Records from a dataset
__________________________________________________

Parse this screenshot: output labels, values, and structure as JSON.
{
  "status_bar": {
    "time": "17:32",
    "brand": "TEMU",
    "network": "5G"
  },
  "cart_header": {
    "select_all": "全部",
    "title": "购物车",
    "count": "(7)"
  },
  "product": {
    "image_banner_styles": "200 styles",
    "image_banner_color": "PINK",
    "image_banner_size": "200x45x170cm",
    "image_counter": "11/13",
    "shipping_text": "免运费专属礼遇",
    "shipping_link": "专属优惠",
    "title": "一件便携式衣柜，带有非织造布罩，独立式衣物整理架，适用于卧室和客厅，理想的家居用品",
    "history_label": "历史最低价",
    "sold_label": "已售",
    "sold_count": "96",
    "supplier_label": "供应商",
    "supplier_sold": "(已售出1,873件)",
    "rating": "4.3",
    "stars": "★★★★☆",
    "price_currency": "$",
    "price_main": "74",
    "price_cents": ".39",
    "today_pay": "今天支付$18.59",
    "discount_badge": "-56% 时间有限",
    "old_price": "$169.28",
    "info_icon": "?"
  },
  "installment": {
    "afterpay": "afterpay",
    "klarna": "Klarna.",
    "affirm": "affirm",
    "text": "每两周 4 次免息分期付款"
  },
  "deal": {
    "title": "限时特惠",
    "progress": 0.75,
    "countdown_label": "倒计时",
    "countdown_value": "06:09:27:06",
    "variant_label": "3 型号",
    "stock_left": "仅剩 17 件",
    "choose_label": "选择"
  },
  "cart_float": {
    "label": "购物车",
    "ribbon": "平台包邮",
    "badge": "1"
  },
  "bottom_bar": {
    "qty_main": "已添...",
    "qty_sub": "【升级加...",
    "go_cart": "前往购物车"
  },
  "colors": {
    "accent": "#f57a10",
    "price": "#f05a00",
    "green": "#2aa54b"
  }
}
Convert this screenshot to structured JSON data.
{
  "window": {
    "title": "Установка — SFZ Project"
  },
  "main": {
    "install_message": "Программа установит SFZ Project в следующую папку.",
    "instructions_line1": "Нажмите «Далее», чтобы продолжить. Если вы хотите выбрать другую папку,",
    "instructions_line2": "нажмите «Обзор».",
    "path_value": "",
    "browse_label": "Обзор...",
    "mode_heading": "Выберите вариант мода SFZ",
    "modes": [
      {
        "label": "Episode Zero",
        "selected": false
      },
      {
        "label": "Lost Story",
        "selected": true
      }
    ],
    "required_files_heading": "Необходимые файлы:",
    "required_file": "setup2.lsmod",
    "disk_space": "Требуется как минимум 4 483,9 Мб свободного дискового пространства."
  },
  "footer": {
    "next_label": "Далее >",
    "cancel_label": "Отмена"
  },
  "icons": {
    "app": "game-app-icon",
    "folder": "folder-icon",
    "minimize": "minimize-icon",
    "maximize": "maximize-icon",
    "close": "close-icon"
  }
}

__________________________________________________

Your task
Print out all the entries precisely as written.

Worked answer
Parse this screenshot: output labels, values, and structure as JSON.
{
  "status_bar": {
    "time": "17:32",
    "brand": "TEMU",
    "network": "5G"
  },
  "cart_header": {
    "select_all": "全部",
    "title": "购物车",
    "count": "(7)"
  },
  "product": {
    "image_banner_styles": "200 styles",
    "image_banner_color": "PINK",
    "image_banner_size": "200x45x170cm",
    "image_counter": "11/13",
    "shipping_text": "免运费专属礼遇",
    "shipping_link": "专属优惠",
    "title": "一件便携式衣柜，带有非织造布罩，独立式衣物整理架，适用于卧室和客厅，理想的家居用品",
    "history_label": "历史最低价",
    "sold_label": "已售",
    "sold_count": "96",
    "supplier_label": "供应商",
    "supplier_sold": "(已售出1,873件)",
    "rating": "4.3",
    "stars": "★★★★☆",
    "price_currency": "$",
    "price_main": "74",
    "price_cents": ".39",
    "today_pay": "今天支付$18.59",
    "discount_badge": "-56% 时间有限",
    "old_price": "$169.28",
    "info_icon": "?"
  },
  "installment": {
    "afterpay": "afterpay",
    "klarna": "Klarna.",
    "affirm": "affirm",
    "text": "每两周 4 次免息分期付款"
  },
  "deal": {
    "title": "限时特惠",
    "progress": 0.75,
    "countdown_label": "倒计时",
    "countdown_value": "06:09:27:06",
    "variant_label": "3 型号",
    "stock_left": "仅剩 17 件",
    "choose_label": "选择"
  },
  "cart_float": {
    "label": "购物车",
    "ribbon": "平台包邮",
    "badge": "1"
  },
  "bottom_bar": {
    "qty_main": "已添...",
    "qty_sub": "【升级加...",
    "go_cart": "前往购物车"
  },
  "colors": {
    "accent": "#f57a10",
    "price": "#f05a00",
    "green": "#2aa54b"
  }
}
Convert this screenshot to structured JSON data.
{
  "window": {
    "title": "Установка — SFZ Project"
  },
  "main": {
    "install_message": "Программа установит SFZ Project в следующую папку.",
    "instructions_line1": "Нажмите «Далее», чтобы продолжить. Если вы хотите выбрать другую папку,",
    "instructions_line2": "нажмите «Обзор».",
    "path_value": "",
    "browse_label": "Обзор...",
    "mode_heading": "Выберите вариант мода SFZ",
    "modes": [
      {
        "label": "Episode Zero",
        "selected": false
      },
      {
        "label": "Lost Story",
        "selected": true
      }
    ],
    "required_files_heading": "Необходимые файлы:",
    "required_file": "setup2.lsmod",
    "disk_space": "Требуется как минимум 4 483,9 Мб свободного дискового пространства."
  },
  "footer": {
    "next_label": "Далее >",
    "cancel_label": "Отмена"
  },
  "icons": {
    "app": "game-app-icon",
    "folder": "folder-icon",
    "minimize": "minimize-icon",
    "maximize": "maximize-icon",
    "close": "close-icon"
  }
}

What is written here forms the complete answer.